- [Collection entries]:
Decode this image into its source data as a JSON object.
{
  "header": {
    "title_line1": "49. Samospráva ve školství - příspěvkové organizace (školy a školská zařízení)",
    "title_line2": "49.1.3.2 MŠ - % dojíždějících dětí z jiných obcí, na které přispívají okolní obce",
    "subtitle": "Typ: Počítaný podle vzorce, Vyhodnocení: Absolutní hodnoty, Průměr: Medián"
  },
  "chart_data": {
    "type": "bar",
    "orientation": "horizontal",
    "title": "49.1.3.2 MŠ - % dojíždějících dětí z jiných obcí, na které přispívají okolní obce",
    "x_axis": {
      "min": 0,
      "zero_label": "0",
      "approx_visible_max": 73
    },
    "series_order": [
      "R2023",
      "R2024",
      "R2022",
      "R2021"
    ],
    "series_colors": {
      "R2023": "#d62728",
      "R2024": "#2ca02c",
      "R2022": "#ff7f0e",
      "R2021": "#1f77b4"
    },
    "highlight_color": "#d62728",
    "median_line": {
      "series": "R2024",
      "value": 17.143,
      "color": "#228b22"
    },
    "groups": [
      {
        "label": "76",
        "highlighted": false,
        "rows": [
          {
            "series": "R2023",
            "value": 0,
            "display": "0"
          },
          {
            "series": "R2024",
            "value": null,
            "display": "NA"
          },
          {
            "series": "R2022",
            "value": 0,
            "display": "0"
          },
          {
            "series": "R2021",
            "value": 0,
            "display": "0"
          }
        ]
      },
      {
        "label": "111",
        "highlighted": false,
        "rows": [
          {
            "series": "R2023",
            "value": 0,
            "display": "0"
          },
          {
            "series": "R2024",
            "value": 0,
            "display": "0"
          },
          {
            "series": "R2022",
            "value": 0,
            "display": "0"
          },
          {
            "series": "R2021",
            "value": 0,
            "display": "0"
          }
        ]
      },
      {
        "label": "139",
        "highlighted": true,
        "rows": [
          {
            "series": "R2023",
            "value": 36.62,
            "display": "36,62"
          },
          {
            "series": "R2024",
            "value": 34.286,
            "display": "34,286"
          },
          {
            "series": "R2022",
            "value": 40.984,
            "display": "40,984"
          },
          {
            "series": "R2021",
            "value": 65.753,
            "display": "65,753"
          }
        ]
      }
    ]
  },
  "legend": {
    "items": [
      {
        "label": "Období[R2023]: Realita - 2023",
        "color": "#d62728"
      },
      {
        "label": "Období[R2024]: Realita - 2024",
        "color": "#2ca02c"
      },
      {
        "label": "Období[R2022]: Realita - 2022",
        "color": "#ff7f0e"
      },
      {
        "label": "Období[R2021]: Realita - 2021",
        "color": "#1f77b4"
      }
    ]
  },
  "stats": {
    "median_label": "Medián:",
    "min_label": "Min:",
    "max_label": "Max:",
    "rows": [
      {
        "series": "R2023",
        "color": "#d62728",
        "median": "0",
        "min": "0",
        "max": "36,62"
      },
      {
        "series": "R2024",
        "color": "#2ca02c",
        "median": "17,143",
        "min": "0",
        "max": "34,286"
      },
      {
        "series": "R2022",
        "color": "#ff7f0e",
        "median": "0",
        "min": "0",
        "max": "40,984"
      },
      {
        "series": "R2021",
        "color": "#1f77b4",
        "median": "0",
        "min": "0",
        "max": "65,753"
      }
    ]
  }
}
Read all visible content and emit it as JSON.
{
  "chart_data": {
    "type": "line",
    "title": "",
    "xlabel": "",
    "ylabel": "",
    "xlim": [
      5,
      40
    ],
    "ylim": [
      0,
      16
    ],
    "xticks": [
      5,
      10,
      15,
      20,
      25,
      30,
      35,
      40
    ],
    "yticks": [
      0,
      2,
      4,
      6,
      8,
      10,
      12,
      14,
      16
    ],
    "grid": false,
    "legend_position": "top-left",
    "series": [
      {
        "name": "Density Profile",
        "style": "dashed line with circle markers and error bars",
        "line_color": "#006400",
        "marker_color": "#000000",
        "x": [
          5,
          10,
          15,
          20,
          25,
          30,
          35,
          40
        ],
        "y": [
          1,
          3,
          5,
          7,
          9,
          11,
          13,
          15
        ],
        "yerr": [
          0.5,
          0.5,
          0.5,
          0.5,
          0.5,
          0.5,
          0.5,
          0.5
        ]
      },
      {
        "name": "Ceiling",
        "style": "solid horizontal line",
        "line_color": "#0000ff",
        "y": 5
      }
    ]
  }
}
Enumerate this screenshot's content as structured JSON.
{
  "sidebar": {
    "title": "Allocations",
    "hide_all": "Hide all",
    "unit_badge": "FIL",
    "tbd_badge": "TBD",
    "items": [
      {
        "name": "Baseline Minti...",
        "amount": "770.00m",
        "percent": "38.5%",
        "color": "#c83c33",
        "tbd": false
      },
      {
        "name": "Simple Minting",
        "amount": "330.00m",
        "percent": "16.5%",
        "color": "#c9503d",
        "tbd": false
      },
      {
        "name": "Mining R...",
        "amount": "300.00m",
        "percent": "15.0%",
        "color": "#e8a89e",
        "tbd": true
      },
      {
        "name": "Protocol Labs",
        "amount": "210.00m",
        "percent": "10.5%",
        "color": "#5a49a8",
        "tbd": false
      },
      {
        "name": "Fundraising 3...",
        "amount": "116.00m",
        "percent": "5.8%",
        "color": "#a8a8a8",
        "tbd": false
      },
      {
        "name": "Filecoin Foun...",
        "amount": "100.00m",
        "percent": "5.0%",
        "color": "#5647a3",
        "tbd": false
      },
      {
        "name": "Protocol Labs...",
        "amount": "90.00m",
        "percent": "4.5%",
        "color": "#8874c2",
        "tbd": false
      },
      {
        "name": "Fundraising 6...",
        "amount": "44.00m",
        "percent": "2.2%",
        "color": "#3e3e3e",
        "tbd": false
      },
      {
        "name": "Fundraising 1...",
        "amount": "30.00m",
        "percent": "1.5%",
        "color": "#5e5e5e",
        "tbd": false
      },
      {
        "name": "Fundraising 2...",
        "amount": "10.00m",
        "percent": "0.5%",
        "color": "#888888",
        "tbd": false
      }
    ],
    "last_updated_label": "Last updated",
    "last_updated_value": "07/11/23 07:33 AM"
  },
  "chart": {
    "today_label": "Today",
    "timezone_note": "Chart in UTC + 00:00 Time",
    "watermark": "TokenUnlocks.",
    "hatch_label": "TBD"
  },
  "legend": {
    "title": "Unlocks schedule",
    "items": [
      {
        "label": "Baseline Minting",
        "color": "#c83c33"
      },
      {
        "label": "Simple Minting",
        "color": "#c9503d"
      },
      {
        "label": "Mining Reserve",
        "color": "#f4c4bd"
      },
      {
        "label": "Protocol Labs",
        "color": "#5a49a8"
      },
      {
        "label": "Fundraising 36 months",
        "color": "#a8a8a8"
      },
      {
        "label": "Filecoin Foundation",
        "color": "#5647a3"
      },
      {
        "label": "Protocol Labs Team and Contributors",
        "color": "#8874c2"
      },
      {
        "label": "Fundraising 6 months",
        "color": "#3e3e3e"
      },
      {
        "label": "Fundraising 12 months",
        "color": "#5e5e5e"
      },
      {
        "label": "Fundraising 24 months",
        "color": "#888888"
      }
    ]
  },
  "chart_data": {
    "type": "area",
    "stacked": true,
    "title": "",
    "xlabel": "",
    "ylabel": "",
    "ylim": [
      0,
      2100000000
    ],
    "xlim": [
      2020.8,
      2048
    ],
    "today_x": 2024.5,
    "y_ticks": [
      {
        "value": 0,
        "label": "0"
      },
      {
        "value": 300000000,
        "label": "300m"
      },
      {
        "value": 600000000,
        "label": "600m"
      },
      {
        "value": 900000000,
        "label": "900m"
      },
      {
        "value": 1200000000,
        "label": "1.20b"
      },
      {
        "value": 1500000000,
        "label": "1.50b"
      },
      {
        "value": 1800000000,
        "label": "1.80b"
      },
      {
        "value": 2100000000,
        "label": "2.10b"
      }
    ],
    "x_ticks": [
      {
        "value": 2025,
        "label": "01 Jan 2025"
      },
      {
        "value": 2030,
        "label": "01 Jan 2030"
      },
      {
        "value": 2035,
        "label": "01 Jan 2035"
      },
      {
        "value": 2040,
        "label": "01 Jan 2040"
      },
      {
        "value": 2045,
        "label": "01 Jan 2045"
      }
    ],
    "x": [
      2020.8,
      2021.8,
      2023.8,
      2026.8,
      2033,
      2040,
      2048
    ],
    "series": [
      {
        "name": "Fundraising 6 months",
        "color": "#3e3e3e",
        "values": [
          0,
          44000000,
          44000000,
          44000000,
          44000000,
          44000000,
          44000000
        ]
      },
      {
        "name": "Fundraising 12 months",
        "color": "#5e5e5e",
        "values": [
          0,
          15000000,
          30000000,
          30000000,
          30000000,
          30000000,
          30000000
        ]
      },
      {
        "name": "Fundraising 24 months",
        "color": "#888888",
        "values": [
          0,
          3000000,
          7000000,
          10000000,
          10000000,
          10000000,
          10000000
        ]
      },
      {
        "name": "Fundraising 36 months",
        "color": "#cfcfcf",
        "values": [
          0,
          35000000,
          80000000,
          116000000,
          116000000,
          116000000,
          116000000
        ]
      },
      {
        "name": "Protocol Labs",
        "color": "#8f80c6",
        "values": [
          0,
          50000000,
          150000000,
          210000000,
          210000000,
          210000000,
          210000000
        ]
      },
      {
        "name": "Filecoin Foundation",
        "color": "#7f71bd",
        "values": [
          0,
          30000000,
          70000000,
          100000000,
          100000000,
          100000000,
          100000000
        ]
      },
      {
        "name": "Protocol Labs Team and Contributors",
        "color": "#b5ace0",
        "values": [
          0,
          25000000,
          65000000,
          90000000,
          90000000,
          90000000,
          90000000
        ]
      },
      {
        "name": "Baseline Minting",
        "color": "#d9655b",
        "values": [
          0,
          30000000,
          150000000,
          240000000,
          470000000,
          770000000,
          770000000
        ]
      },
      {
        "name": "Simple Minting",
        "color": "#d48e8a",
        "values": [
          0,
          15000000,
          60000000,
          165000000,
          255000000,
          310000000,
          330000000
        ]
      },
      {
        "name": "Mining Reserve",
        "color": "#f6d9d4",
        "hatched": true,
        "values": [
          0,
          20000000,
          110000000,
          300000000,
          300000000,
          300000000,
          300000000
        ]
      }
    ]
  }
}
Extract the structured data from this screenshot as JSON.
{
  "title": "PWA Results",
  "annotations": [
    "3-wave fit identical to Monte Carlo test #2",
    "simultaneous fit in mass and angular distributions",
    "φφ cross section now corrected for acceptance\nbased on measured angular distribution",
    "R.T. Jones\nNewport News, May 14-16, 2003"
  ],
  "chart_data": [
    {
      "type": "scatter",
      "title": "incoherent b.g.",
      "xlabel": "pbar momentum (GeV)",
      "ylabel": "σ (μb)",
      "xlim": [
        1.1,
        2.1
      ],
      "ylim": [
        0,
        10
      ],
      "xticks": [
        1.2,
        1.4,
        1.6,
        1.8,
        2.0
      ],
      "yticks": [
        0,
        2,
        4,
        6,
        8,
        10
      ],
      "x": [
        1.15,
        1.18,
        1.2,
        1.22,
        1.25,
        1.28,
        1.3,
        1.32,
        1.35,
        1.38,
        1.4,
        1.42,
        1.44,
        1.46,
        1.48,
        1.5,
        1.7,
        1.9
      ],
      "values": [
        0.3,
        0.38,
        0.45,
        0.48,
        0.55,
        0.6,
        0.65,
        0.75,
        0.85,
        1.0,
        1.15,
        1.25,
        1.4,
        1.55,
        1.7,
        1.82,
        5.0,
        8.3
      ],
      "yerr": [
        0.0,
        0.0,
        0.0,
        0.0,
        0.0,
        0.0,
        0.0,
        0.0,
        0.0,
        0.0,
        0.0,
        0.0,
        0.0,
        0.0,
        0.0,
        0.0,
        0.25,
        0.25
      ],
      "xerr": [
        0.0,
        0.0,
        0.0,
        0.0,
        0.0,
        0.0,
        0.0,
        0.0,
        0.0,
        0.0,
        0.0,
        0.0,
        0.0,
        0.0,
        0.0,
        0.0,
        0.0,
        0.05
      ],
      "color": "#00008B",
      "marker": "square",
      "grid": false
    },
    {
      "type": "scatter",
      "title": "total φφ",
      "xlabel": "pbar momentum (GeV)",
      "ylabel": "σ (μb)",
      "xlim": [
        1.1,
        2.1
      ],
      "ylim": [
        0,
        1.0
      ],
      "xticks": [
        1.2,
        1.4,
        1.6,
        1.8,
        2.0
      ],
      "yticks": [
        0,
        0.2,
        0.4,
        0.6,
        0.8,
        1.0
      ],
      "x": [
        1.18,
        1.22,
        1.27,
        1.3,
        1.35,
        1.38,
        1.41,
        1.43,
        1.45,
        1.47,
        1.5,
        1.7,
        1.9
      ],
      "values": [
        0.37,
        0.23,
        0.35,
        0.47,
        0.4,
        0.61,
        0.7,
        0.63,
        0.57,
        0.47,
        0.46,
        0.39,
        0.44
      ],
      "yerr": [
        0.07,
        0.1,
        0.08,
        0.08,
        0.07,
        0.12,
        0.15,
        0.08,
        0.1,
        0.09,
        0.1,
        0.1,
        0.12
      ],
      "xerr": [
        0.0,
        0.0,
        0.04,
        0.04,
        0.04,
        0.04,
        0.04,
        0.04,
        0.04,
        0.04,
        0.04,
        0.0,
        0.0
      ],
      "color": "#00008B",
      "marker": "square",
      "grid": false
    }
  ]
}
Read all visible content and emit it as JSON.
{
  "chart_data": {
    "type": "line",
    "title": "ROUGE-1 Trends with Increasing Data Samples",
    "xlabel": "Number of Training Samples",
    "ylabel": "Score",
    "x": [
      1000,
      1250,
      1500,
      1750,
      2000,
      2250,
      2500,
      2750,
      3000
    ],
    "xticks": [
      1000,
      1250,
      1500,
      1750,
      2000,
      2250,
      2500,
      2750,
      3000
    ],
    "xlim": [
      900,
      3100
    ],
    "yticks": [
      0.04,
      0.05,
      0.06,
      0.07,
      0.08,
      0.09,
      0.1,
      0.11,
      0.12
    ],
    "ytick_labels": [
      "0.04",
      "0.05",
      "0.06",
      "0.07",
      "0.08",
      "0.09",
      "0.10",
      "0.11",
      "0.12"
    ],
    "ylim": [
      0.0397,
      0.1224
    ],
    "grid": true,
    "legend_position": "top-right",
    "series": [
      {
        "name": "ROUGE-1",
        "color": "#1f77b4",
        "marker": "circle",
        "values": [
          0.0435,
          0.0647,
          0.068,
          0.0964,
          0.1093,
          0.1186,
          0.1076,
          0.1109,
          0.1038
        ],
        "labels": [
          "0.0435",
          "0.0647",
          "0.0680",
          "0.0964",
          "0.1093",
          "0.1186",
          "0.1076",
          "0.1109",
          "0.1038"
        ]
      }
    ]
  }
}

- [Aim]: Search the lines for the string "Samples" and copy every line that has it.

- [Answer for the task]:
    "title": "ROUGE-1 Trends with Increasing Data Samples",
    "xlabel": "Number of Training Samples",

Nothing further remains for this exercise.